[Data provided]
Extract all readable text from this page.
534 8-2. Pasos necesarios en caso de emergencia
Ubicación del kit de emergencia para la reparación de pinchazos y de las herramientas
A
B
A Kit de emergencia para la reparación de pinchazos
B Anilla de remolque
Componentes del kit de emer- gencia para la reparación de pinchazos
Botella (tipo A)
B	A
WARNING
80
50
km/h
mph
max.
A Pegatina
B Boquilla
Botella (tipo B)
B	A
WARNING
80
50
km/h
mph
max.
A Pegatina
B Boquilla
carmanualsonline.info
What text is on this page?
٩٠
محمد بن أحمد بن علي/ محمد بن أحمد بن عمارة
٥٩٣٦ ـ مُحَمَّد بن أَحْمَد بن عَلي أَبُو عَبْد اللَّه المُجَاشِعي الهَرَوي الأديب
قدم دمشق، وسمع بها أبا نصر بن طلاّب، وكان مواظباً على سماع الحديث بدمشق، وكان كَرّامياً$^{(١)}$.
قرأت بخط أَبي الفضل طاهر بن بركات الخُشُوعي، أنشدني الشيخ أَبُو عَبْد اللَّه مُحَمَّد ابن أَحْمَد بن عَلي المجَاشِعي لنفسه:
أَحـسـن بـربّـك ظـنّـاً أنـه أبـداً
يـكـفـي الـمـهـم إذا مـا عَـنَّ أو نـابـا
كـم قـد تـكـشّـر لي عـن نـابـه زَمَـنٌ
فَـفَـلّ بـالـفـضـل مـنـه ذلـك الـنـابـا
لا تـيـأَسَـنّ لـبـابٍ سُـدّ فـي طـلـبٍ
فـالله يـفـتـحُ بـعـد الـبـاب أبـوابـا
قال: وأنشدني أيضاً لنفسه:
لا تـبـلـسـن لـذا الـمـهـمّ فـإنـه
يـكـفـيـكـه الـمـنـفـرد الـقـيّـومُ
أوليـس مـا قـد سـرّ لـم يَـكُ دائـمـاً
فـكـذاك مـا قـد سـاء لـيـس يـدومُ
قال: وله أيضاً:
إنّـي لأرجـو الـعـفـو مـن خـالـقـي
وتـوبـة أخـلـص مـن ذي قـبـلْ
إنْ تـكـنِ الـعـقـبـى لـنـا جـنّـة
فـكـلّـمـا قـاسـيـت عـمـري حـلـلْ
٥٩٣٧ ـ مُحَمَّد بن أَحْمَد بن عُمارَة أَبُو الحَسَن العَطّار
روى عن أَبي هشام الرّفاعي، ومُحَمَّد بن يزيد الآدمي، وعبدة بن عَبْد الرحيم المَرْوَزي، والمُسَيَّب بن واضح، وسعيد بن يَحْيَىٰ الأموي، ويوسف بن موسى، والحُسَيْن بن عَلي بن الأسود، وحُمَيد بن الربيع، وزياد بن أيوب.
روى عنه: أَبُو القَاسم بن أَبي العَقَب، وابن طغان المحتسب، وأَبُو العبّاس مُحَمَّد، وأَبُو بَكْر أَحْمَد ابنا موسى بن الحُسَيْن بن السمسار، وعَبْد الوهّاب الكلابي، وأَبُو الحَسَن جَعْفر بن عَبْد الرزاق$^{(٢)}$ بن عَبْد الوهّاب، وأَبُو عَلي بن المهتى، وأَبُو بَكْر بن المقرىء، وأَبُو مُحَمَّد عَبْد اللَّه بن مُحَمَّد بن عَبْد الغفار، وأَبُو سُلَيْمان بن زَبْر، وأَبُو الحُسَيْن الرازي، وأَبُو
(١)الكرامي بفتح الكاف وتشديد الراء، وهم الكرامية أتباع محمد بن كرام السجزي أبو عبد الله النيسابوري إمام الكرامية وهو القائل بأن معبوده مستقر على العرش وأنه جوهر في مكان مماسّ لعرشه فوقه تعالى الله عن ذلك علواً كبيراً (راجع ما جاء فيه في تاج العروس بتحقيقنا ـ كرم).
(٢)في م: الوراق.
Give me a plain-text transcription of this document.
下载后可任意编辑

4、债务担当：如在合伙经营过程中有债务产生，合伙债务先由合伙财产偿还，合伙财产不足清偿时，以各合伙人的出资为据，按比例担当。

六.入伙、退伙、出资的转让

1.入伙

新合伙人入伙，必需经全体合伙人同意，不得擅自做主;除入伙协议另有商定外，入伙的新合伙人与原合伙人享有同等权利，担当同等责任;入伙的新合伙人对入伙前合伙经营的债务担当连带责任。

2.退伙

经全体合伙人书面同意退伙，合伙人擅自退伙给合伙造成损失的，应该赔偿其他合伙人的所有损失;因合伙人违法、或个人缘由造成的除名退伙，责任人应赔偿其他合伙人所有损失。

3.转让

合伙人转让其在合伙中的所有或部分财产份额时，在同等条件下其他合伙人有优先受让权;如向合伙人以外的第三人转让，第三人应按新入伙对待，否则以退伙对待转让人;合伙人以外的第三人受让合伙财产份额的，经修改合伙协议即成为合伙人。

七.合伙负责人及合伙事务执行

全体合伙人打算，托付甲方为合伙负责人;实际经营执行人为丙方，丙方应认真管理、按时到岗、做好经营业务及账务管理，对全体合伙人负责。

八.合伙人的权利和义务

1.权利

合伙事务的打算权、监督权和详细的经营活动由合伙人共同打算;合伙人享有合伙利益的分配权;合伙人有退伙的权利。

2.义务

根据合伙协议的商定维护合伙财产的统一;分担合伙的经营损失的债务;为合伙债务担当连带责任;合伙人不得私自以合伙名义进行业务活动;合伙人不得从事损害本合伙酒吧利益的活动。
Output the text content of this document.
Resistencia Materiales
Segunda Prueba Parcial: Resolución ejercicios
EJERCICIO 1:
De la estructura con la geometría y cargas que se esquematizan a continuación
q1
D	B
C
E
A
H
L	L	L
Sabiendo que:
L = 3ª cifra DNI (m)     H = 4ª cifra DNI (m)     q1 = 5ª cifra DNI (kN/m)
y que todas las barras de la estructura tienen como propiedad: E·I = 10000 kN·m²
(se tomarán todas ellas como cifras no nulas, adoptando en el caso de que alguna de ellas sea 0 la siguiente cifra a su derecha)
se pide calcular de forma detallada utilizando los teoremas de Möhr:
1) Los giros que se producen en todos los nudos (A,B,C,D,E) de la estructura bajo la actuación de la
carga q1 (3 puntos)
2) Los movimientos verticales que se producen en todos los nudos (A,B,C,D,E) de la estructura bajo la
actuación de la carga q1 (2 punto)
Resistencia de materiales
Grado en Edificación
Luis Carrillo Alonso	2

[Problem details]
List all lines from the entries that include the word "bajo".

[Full solution]
1) Los giros que se producen en todos los nudos (A,B,C,D,E) de la estructura bajo la actuación de la
2) Los movimientos verticales que se producen en todos los nudos (A,B,C,D,E) de la estructura bajo la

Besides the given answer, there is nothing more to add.